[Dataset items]

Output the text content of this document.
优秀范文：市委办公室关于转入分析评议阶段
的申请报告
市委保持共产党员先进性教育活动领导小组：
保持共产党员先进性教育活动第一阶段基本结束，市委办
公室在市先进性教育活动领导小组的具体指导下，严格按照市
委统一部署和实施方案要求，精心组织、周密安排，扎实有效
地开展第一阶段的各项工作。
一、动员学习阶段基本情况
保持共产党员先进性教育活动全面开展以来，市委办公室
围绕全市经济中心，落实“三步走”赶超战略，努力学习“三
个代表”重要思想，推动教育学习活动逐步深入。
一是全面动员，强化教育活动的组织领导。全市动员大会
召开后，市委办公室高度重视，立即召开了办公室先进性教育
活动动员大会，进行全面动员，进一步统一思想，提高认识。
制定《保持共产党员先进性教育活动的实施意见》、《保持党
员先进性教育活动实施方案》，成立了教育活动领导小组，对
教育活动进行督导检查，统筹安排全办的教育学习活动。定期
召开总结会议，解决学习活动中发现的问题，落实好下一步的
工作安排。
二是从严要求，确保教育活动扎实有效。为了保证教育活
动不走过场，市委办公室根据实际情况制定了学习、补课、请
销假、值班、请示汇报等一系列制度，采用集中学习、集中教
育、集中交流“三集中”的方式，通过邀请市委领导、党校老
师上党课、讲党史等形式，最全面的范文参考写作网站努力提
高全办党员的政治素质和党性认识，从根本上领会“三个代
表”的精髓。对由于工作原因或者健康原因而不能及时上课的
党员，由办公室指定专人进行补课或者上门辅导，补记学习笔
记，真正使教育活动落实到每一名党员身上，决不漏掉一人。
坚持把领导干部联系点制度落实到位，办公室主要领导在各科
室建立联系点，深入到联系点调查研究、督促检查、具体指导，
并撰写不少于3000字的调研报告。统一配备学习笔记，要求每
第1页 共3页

WHAT THE EXERCISE ASKS: The entries above must be returned exactly.

COMPLETED EXERCISE:
Output the text content of this document.
优秀范文：市委办公室关于转入分析评议阶段
的申请报告
市委保持共产党员先进性教育活动领导小组：
保持共产党员先进性教育活动第一阶段基本结束，市委办
公室在市先进性教育活动领导小组的具体指导下，严格按照市
委统一部署和实施方案要求，精心组织、周密安排，扎实有效
地开展第一阶段的各项工作。
一、动员学习阶段基本情况
保持共产党员先进性教育活动全面开展以来，市委办公室
围绕全市经济中心，落实“三步走”赶超战略，努力学习“三
个代表”重要思想，推动教育学习活动逐步深入。
一是全面动员，强化教育活动的组织领导。全市动员大会
召开后，市委办公室高度重视，立即召开了办公室先进性教育
活动动员大会，进行全面动员，进一步统一思想，提高认识。
制定《保持共产党员先进性教育活动的实施意见》、《保持党
员先进性教育活动实施方案》，成立了教育活动领导小组，对
教育活动进行督导检查，统筹安排全办的教育学习活动。定期
召开总结会议，解决学习活动中发现的问题，落实好下一步的
工作安排。
二是从严要求，确保教育活动扎实有效。为了保证教育活
动不走过场，市委办公室根据实际情况制定了学习、补课、请
销假、值班、请示汇报等一系列制度，采用集中学习、集中教
育、集中交流“三集中”的方式，通过邀请市委领导、党校老
师上党课、讲党史等形式，最全面的范文参考写作网站努力提
高全办党员的政治素质和党性认识，从根本上领会“三个代
表”的精髓。对由于工作原因或者健康原因而不能及时上课的
党员，由办公室指定专人进行补课或者上门辅导，补记学习笔
记，真正使教育活动落实到每一名党员身上，决不漏掉一人。
坚持把领导干部联系点制度落实到位，办公室主要领导在各科
室建立联系点，深入到联系点调查研究、督促检查、具体指导，
并撰写不少于3000字的调研报告。统一配备学习笔记，要求每
第1页 共3页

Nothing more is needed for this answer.